**Data items**
>> BEGIN

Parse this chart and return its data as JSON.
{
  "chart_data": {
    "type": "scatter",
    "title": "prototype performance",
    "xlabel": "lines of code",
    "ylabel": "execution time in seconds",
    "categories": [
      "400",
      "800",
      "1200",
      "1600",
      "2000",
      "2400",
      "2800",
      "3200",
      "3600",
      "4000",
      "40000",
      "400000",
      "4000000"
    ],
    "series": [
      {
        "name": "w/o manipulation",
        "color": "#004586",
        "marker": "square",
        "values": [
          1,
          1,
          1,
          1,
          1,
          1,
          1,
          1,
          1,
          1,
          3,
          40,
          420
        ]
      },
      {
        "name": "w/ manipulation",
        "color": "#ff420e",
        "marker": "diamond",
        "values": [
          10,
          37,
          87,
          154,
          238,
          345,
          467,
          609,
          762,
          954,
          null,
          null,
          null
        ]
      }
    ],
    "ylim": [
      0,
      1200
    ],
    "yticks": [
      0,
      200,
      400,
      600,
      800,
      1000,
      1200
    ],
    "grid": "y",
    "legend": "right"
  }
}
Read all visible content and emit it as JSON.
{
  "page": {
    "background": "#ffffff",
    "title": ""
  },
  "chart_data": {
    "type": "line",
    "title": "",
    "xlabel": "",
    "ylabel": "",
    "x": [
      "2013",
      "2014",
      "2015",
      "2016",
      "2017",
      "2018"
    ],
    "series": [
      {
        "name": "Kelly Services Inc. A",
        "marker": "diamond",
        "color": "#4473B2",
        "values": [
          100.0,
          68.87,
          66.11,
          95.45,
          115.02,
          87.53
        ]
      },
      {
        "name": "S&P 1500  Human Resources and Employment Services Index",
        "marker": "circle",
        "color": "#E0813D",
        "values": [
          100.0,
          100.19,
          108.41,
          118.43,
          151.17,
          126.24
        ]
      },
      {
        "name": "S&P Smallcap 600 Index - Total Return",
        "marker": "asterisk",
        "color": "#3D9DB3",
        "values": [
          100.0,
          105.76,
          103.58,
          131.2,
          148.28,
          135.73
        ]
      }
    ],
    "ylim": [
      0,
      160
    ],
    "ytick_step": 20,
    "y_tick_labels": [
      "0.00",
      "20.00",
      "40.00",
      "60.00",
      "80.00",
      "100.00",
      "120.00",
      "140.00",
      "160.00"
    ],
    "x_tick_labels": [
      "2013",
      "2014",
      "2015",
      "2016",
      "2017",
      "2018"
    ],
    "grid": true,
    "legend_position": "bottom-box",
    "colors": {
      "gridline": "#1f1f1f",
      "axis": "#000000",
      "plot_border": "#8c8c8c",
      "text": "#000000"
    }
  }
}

>> END

**Directions for this task**
Copy all of the material word for word.

**Expected output**
Parse this chart and return its data as JSON.
{
  "chart_data": {
    "type": "scatter",
    "title": "prototype performance",
    "xlabel": "lines of code",
    "ylabel": "execution time in seconds",
    "categories": [
      "400",
      "800",
      "1200",
      "1600",
      "2000",
      "2400",
      "2800",
      "3200",
      "3600",
      "4000",
      "40000",
      "400000",
      "4000000"
    ],
    "series": [
      {
        "name": "w/o manipulation",
        "color": "#004586",
        "marker": "square",
        "values": [
          1,
          1,
          1,
          1,
          1,
          1,
          1,
          1,
          1,
          1,
          3,
          40,
          420
        ]
      },
      {
        "name": "w/ manipulation",
        "color": "#ff420e",
        "marker": "diamond",
        "values": [
          10,
          37,
          87,
          154,
          238,
          345,
          467,
          609,
          762,
          954,
          null,
          null,
          null
        ]
      }
    ],
    "ylim": [
      0,
      1200
    ],
    "yticks": [
      0,
      200,
      400,
      600,
      800,
      1000,
      1200
    ],
    "grid": "y",
    "legend": "right"
  }
}
Read all visible content and emit it as JSON.
{
  "page": {
    "background": "#ffffff",
    "title": ""
  },
  "chart_data": {
    "type": "line",
    "title": "",
    "xlabel": "",
    "ylabel": "",
    "x": [
      "2013",
      "2014",
      "2015",
      "2016",
      "2017",
      "2018"
    ],
    "series": [
      {
        "name": "Kelly Services Inc. A",
        "marker": "diamond",
        "color": "#4473B2",
        "values": [
          100.0,
          68.87,
          66.11,
          95.45,
          115.02,
          87.53
        ]
      },
      {
        "name": "S&P 1500  Human Resources and Employment Services Index",
        "marker": "circle",
        "color": "#E0813D",
        "values": [
          100.0,
          100.19,
          108.41,
          118.43,
          151.17,
          126.24
        ]
      },
      {
        "name": "S&P Smallcap 600 Index - Total Return",
        "marker": "asterisk",
        "color": "#3D9DB3",
        "values": [
          100.0,
          105.76,
          103.58,
          131.2,
          148.28,
          135.73
        ]
      }
    ],
    "ylim": [
      0,
      160
    ],
    "ytick_step": 20,
    "y_tick_labels": [
      "0.00",
      "20.00",
      "40.00",
      "60.00",
      "80.00",
      "100.00",
      "120.00",
      "140.00",
      "160.00"
    ],
    "x_tick_labels": [
      "2013",
      "2014",
      "2015",
      "2016",
      "2017",
      "2018"
    ],
    "grid": true,
    "legend_position": "bottom-box",
    "colors": {
      "gridline": "#1f1f1f",
      "axis": "#000000",
      "plot_border": "#8c8c8c",
      "text": "#000000"
    }
  }
}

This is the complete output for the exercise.